_SET PROBLEM_
Copy the records below exactly as they appear.

## Begin

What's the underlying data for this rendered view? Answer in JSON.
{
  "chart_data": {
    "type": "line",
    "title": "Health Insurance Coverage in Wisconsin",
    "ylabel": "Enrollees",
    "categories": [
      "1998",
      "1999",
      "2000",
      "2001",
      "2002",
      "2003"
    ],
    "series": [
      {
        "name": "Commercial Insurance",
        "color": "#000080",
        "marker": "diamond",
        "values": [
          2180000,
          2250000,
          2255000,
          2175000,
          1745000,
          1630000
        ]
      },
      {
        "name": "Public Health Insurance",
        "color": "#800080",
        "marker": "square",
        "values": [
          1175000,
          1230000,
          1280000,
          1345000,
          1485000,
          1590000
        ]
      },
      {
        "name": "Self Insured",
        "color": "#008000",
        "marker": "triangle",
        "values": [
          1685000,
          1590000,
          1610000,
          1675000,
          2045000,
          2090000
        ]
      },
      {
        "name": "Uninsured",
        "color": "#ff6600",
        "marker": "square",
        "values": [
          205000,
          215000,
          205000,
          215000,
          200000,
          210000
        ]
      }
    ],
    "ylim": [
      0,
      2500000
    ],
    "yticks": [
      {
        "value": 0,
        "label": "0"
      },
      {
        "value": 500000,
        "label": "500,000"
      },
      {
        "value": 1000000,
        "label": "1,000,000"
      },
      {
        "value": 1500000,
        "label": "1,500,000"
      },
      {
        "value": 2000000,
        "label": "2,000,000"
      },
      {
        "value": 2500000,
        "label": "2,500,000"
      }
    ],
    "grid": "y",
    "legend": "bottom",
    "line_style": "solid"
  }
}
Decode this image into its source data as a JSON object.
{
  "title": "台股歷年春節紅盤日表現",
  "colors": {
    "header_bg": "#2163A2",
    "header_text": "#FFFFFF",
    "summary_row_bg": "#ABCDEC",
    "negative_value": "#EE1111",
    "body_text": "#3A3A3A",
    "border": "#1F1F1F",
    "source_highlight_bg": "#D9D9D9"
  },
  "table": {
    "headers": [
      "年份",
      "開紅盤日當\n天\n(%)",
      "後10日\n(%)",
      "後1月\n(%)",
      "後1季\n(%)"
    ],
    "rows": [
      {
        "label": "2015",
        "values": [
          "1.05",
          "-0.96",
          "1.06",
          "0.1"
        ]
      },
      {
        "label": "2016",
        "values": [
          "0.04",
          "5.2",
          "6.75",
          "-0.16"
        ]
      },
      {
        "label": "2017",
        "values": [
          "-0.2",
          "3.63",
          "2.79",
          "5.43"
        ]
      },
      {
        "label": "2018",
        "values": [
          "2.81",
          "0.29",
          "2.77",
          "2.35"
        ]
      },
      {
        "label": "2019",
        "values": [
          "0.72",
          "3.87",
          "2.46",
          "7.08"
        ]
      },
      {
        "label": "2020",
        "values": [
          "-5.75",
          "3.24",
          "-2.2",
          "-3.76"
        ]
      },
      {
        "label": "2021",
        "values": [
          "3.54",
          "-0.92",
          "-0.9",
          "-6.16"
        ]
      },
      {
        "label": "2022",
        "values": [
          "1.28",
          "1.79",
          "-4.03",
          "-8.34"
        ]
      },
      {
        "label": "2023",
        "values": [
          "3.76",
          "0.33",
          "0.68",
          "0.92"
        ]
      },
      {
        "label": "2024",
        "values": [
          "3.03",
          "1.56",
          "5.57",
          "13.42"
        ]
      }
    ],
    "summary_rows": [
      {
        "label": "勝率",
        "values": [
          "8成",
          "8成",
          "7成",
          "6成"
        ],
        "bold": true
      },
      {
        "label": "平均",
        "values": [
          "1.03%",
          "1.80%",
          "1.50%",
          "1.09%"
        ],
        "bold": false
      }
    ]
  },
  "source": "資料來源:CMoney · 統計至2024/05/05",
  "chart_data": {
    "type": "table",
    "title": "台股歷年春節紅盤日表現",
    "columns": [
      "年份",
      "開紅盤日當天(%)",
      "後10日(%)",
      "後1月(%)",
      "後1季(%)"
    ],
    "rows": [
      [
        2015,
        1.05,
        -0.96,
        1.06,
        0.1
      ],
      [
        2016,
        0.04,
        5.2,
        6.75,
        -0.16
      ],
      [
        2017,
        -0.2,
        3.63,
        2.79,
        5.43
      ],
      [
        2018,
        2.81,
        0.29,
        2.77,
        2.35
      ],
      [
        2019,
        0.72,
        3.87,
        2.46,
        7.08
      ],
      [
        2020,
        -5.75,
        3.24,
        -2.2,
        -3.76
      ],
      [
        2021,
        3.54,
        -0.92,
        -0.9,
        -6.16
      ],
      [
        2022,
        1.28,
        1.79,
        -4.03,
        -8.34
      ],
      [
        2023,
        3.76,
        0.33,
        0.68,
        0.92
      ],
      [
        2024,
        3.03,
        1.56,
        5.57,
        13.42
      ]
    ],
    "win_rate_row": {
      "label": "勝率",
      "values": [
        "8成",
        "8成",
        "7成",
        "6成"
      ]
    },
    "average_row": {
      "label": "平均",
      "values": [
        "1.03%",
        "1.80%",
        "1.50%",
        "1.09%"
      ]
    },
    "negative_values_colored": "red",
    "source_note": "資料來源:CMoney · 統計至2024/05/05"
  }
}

## End

_SOLUTION FOR THIS PROBLEM_
What's the underlying data for this rendered view? Answer in JSON.
{
  "chart_data": {
    "type": "line",
    "title": "Health Insurance Coverage in Wisconsin",
    "ylabel": "Enrollees",
    "categories": [
      "1998",
      "1999",
      "2000",
      "2001",
      "2002",
      "2003"
    ],
    "series": [
      {
        "name": "Commercial Insurance",
        "color": "#000080",
        "marker": "diamond",
        "values": [
          2180000,
          2250000,
          2255000,
          2175000,
          1745000,
          1630000
        ]
      },
      {
        "name": "Public Health Insurance",
        "color": "#800080",
        "marker": "square",
        "values": [
          1175000,
          1230000,
          1280000,
          1345000,
          1485000,
          1590000
        ]
      },
      {
        "name": "Self Insured",
        "color": "#008000",
        "marker": "triangle",
        "values": [
          1685000,
          1590000,
          1610000,
          1675000,
          2045000,
          2090000
        ]
      },
      {
        "name": "Uninsured",
        "color": "#ff6600",
        "marker": "square",
        "values": [
          205000,
          215000,
          205000,
          215000,
          200000,
          210000
        ]
      }
    ],
    "ylim": [
      0,
      2500000
    ],
    "yticks": [
      {
        "value": 0,
        "label": "0"
      },
      {
        "value": 500000,
        "label": "500,000"
      },
      {
        "value": 1000000,
        "label": "1,000,000"
      },
      {
        "value": 1500000,
        "label": "1,500,000"
      },
      {
        "value": 2000000,
        "label": "2,000,000"
      },
      {
        "value": 2500000,
        "label": "2,500,000"
      }
    ],
    "grid": "y",
    "legend": "bottom",
    "line_style": "solid"
  }
}
Decode this image into its source data as a JSON object.
{
  "title": "台股歷年春節紅盤日表現",
  "colors": {
    "header_bg": "#2163A2",
    "header_text": "#FFFFFF",
    "summary_row_bg": "#ABCDEC",
    "negative_value": "#EE1111",
    "body_text": "#3A3A3A",
    "border": "#1F1F1F",
    "source_highlight_bg": "#D9D9D9"
  },
  "table": {
    "headers": [
      "年份",
      "開紅盤日當\n天\n(%)",
      "後10日\n(%)",
      "後1月\n(%)",
      "後1季\n(%)"
    ],
    "rows": [
      {
        "label": "2015",
        "values": [
          "1.05",
          "-0.96",
          "1.06",
          "0.1"
        ]
      },
      {
        "label": "2016",
        "values": [
          "0.04",
          "5.2",
          "6.75",
          "-0.16"
        ]
      },
      {
        "label": "2017",
        "values": [
          "-0.2",
          "3.63",
          "2.79",
          "5.43"
        ]
      },
      {
        "label": "2018",
        "values": [
          "2.81",
          "0.29",
          "2.77",
          "2.35"
        ]
      },
      {
        "label": "2019",
        "values": [
          "0.72",
          "3.87",
          "2.46",
          "7.08"
        ]
      },
      {
        "label": "2020",
        "values": [
          "-5.75",
          "3.24",
          "-2.2",
          "-3.76"
        ]
      },
      {
        "label": "2021",
        "values": [
          "3.54",
          "-0.92",
          "-0.9",
          "-6.16"
        ]
      },
      {
        "label": "2022",
        "values": [
          "1.28",
          "1.79",
          "-4.03",
          "-8.34"
        ]
      },
      {
        "label": "2023",
        "values": [
          "3.76",
          "0.33",
          "0.68",
          "0.92"
        ]
      },
      {
        "label": "2024",
        "values": [
          "3.03",
          "1.56",
          "5.57",
          "13.42"
        ]
      }
    ],
    "summary_rows": [
      {
        "label": "勝率",
        "values": [
          "8成",
          "8成",
          "7成",
          "6成"
        ],
        "bold": true
      },
      {
        "label": "平均",
        "values": [
          "1.03%",
          "1.80%",
          "1.50%",
          "1.09%"
        ],
        "bold": false
      }
    ]
  },
  "source": "資料來源:CMoney · 統計至2024/05/05",
  "chart_data": {
    "type": "table",
    "title": "台股歷年春節紅盤日表現",
    "columns": [
      "年份",
      "開紅盤日當天(%)",
      "後10日(%)",
      "後1月(%)",
      "後1季(%)"
    ],
    "rows": [
      [
        2015,
        1.05,
        -0.96,
        1.06,
        0.1
      ],
      [
        2016,
        0.04,
        5.2,
        6.75,
        -0.16
      ],
      [
        2017,
        -0.2,
        3.63,
        2.79,
        5.43
      ],
      [
        2018,
        2.81,
        0.29,
        2.77,
        2.35
      ],
      [
        2019,
        0.72,
        3.87,
        2.46,
        7.08
      ],
      [
        2020,
        -5.75,
        3.24,
        -2.2,
        -3.76
      ],
      [
        2021,
        3.54,
        -0.92,
        -0.9,
        -6.16
      ],
      [
        2022,
        1.28,
        1.79,
        -4.03,
        -8.34
      ],
      [
        2023,
        3.76,
        0.33,
        0.68,
        0.92
      ],
      [
        2024,
        3.03,
        1.56,
        5.57,
        13.42
      ]
    ],
    "win_rate_row": {
      "label": "勝率",
      "values": [
        "8成",
        "8成",
        "7成",
        "6成"
      ]
    },
    "average_row": {
      "label": "平均",
      "values": [
        "1.03%",
        "1.80%",
        "1.50%",
        "1.09%"
      ]
    },
    "negative_values_colored": "red",
    "source_note": "資料來源:CMoney · 統計至2024/05/05"
  }
}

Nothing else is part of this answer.